• **WORK TO BE COMPLETED**:
Please give the listing again in its entirety, exactly as written.

(Chart and figure data)

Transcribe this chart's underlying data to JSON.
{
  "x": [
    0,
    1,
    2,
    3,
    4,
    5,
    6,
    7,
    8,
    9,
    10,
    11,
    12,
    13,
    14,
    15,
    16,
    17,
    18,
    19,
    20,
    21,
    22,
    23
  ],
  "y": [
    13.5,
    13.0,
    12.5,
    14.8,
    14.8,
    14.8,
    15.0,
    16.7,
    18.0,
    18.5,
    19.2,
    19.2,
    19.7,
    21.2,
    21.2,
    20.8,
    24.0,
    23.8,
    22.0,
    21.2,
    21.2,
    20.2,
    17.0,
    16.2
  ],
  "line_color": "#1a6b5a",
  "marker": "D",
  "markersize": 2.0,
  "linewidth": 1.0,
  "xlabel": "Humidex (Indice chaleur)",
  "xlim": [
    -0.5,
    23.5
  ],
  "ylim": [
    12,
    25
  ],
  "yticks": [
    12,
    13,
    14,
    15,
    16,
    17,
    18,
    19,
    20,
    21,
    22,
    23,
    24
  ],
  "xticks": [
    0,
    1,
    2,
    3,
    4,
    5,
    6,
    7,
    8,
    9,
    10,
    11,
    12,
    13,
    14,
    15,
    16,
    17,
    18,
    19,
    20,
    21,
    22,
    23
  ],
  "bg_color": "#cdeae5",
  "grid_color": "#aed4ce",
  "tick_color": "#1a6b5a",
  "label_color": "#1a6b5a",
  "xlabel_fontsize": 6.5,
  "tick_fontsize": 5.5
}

• **EXPECTED OUTPUT**:
Transcribe this chart's underlying data to JSON.
{
  "x": [
    0,
    1,
    2,
    3,
    4,
    5,
    6,
    7,
    8,
    9,
    10,
    11,
    12,
    13,
    14,
    15,
    16,
    17,
    18,
    19,
    20,
    21,
    22,
    23
  ],
  "y": [
    13.5,
    13.0,
    12.5,
    14.8,
    14.8,
    14.8,
    15.0,
    16.7,
    18.0,
    18.5,
    19.2,
    19.2,
    19.7,
    21.2,
    21.2,
    20.8,
    24.0,
    23.8,
    22.0,
    21.2,
    21.2,
    20.2,
    17.0,
    16.2
  ],
  "line_color": "#1a6b5a",
  "marker": "D",
  "markersize": 2.0,
  "linewidth": 1.0,
  "xlabel": "Humidex (Indice chaleur)",
  "xlim": [
    -0.5,
    23.5
  ],
  "ylim": [
    12,
    25
  ],
  "yticks": [
    12,
    13,
    14,
    15,
    16,
    17,
    18,
    19,
    20,
    21,
    22,
    23,
    24
  ],
  "xticks": [
    0,
    1,
    2,
    3,
    4,
    5,
    6,
    7,
    8,
    9,
    10,
    11,
    12,
    13,
    14,
    15,
    16,
    17,
    18,
    19,
    20,
    21,
    22,
    23
  ],
  "bg_color": "#cdeae5",
  "grid_color": "#aed4ce",
  "tick_color": "#1a6b5a",
  "label_color": "#1a6b5a",
  "xlabel_fontsize": 6.5,
  "tick_fontsize": 5.5
}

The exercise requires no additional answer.